*Description of the task*
Scan the data below. Pull out each line where "Morning" occurs.

▼▼▼

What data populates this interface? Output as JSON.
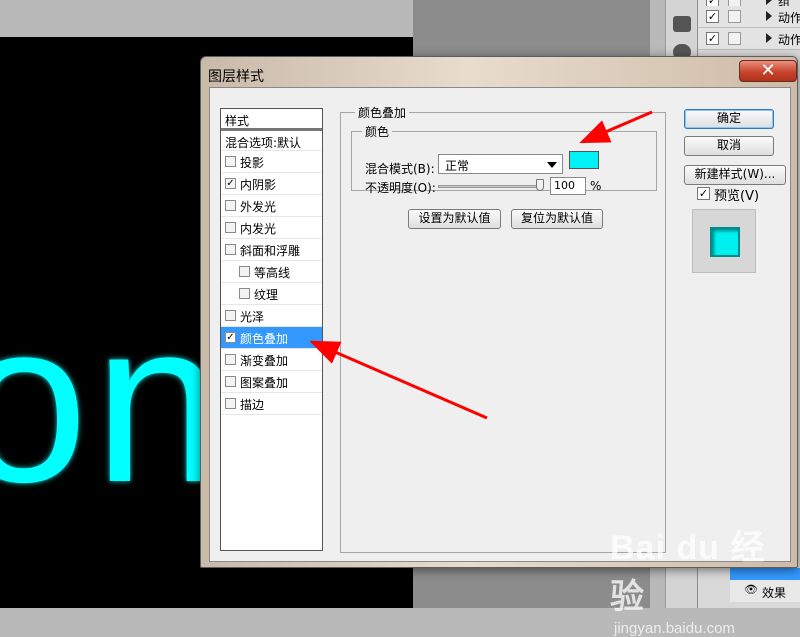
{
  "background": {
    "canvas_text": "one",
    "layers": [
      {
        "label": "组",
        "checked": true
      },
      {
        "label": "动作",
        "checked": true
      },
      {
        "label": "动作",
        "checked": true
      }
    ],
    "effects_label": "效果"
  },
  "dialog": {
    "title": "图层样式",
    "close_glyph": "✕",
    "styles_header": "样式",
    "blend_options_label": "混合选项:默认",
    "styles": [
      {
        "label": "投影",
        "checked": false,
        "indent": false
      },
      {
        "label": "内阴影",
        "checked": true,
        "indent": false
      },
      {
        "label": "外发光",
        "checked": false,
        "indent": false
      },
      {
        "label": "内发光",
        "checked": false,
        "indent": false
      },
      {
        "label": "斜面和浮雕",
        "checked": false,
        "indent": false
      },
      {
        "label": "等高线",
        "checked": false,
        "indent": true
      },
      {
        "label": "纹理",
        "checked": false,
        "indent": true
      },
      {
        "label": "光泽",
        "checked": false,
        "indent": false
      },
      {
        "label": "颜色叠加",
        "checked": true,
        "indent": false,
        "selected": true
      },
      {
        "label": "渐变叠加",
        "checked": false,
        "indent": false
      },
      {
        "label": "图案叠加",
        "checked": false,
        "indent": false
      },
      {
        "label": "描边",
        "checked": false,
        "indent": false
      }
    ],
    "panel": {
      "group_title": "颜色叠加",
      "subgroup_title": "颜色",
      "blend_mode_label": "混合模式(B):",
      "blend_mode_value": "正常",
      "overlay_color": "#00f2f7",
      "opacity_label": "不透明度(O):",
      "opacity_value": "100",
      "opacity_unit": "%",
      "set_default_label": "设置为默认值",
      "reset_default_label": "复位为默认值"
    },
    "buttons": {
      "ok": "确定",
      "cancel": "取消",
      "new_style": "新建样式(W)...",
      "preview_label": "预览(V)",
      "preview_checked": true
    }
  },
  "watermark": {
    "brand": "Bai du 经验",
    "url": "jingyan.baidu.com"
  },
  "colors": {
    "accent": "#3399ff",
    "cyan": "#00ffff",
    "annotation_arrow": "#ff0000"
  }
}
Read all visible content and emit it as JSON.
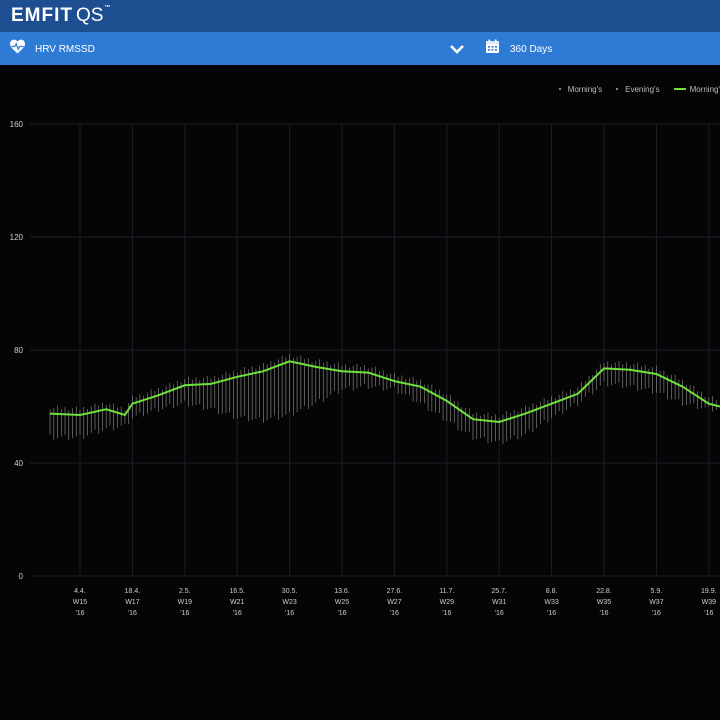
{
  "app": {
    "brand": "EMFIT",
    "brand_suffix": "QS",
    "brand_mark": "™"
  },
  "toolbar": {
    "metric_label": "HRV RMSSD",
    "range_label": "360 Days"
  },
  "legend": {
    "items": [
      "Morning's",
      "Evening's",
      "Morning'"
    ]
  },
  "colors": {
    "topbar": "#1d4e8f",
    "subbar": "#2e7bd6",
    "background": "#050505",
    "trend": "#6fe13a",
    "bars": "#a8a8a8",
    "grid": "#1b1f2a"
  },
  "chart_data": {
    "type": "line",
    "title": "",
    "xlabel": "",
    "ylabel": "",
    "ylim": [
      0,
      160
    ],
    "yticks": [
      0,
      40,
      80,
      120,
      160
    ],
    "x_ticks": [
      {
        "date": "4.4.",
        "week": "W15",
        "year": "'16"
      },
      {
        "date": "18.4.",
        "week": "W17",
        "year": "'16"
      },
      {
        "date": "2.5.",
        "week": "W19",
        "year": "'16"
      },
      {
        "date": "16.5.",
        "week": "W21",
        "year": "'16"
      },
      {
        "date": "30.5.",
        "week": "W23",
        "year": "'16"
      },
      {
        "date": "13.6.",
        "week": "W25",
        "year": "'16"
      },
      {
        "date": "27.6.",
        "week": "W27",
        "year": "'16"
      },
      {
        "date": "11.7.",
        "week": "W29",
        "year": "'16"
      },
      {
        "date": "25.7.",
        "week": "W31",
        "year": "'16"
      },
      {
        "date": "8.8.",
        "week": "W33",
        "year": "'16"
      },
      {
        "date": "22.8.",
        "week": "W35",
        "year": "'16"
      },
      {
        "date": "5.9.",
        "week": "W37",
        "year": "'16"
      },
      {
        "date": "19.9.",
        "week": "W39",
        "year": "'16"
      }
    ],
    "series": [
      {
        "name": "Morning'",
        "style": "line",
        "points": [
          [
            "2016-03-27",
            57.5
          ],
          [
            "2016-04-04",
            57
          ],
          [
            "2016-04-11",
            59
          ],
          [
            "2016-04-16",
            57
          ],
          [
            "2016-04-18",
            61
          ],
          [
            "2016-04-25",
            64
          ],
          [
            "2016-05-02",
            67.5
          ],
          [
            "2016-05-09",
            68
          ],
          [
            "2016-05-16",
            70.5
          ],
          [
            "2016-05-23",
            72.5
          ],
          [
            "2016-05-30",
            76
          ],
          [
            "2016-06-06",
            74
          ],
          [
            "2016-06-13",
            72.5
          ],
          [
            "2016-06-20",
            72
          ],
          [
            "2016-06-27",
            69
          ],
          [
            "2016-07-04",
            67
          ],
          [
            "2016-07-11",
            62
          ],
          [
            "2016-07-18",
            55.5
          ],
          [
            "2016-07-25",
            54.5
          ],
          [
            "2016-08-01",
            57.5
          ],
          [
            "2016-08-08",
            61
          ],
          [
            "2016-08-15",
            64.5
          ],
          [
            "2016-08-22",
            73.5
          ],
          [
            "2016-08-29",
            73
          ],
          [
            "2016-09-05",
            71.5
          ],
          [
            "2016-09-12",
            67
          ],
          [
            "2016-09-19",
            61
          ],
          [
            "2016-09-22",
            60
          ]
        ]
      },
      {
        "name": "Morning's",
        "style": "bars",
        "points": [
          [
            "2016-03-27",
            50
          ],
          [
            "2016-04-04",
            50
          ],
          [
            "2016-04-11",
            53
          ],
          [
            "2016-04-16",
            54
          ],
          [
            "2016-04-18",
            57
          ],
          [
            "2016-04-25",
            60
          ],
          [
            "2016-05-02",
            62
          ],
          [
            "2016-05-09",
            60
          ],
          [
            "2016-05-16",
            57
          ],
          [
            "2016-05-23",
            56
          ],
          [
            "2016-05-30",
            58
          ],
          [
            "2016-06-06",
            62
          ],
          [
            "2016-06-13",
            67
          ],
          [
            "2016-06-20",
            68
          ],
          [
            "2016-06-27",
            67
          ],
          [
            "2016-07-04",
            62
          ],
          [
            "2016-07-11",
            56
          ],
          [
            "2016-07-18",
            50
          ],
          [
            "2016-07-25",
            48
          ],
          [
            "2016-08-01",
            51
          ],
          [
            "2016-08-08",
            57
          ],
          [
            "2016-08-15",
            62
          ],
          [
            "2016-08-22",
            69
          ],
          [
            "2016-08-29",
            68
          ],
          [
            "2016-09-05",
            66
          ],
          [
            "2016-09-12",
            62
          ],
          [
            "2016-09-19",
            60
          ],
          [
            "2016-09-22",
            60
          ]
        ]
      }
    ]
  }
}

▲▲▲

*Correct result*
      "Morning's",
      "Morning'"
        "name": "Morning'",
        "name": "Morning's",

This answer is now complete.